== Records provided ==
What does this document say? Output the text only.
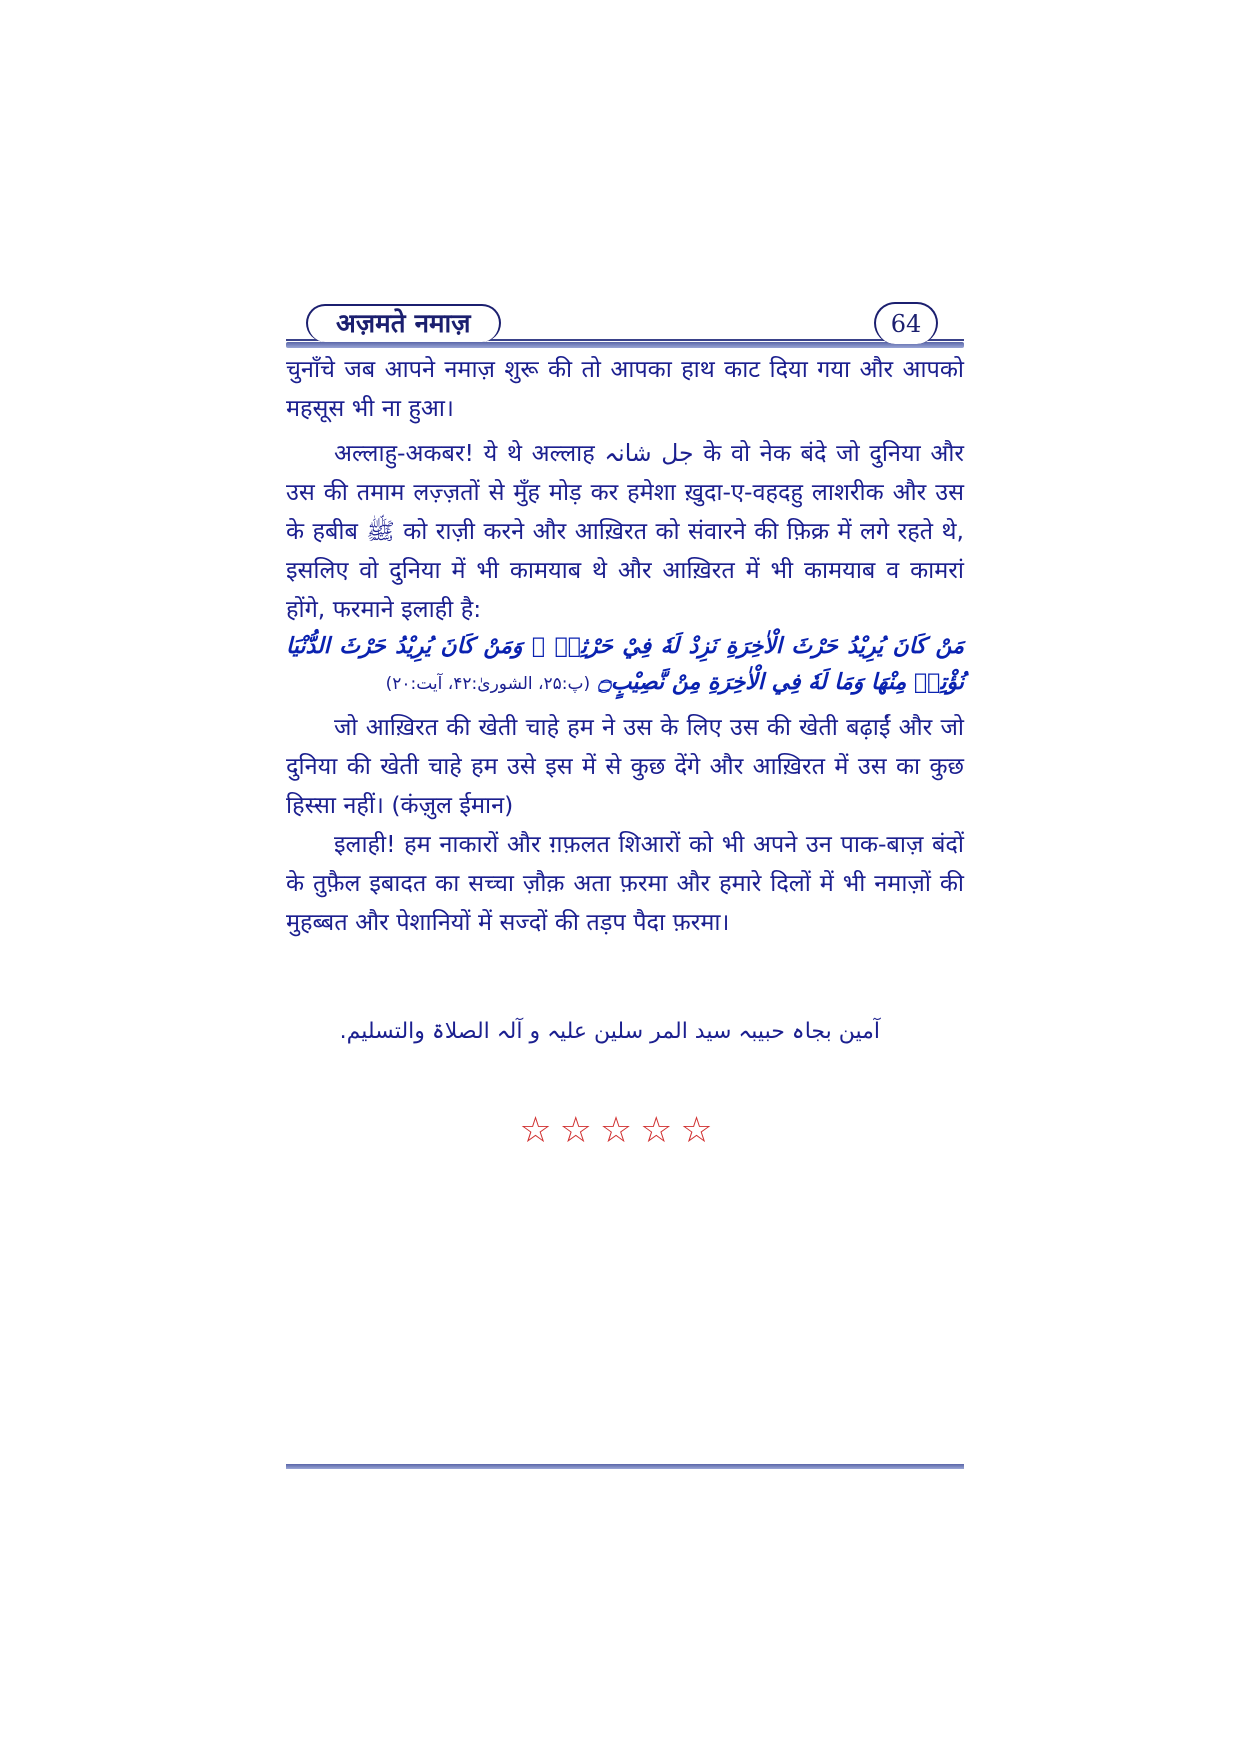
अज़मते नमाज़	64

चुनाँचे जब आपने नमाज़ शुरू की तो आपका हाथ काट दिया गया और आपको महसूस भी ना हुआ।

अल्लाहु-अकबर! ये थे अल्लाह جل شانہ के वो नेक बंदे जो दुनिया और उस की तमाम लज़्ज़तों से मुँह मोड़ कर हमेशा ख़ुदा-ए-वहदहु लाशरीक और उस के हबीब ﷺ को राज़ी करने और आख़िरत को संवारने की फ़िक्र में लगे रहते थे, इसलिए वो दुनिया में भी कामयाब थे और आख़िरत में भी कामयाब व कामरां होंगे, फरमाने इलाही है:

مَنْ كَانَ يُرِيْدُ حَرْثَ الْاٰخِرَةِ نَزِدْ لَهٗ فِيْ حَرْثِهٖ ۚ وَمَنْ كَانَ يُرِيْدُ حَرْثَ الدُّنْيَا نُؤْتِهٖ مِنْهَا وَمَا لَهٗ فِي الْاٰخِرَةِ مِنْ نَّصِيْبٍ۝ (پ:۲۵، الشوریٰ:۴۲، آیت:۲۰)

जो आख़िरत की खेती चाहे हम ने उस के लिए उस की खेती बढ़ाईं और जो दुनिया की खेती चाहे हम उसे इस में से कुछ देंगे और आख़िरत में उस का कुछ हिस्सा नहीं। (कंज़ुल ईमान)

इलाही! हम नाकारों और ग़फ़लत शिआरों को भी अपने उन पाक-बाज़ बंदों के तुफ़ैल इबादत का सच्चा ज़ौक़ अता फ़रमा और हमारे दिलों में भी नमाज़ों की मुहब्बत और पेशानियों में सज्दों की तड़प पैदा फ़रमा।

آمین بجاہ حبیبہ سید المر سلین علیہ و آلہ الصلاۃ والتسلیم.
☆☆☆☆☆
===
§ **Instructions to follow**
Transcribe the records above exactly as they appear, leaving out any pictures.

§ **Reply to the task**
What does this document say? Output the text only.
अज़मते नमाज़	64

चुनाँचे जब आपने नमाज़ शुरू की तो आपका हाथ काट दिया गया और आपको महसूस भी ना हुआ।

अल्लाहु-अकबर! ये थे अल्लाह جل شانہ के वो नेक बंदे जो दुनिया और उस की तमाम लज़्ज़तों से मुँह मोड़ कर हमेशा ख़ुदा-ए-वहदहु लाशरीक और उस के हबीब ﷺ को राज़ी करने और आख़िरत को संवारने की फ़िक्र में लगे रहते थे, इसलिए वो दुनिया में भी कामयाब थे और आख़िरत में भी कामयाब व कामरां होंगे, फरमाने इलाही है:

مَنْ كَانَ يُرِيْدُ حَرْثَ الْاٰخِرَةِ نَزِدْ لَهٗ فِيْ حَرْثِهٖ ۚ وَمَنْ كَانَ يُرِيْدُ حَرْثَ الدُّنْيَا نُؤْتِهٖ مِنْهَا وَمَا لَهٗ فِي الْاٰخِرَةِ مِنْ نَّصِيْبٍ۝ (پ:۲۵، الشوریٰ:۴۲، آیت:۲۰)

जो आख़िरत की खेती चाहे हम ने उस के लिए उस की खेती बढ़ाईं और जो दुनिया की खेती चाहे हम उसे इस में से कुछ देंगे और आख़िरत में उस का कुछ हिस्सा नहीं। (कंज़ुल ईमान)

इलाही! हम नाकारों और ग़फ़लत शिआरों को भी अपने उन पाक-बाज़ बंदों के तुफ़ैल इबादत का सच्चा ज़ौक़ अता फ़रमा और हमारे दिलों में भी नमाज़ों की मुहब्बत और पेशानियों में सज्दों की तड़प पैदा फ़रमा।

آمین بجاہ حبیبہ سید المر سلین علیہ و آلہ الصلاۃ والتسلیم.
☆☆☆☆☆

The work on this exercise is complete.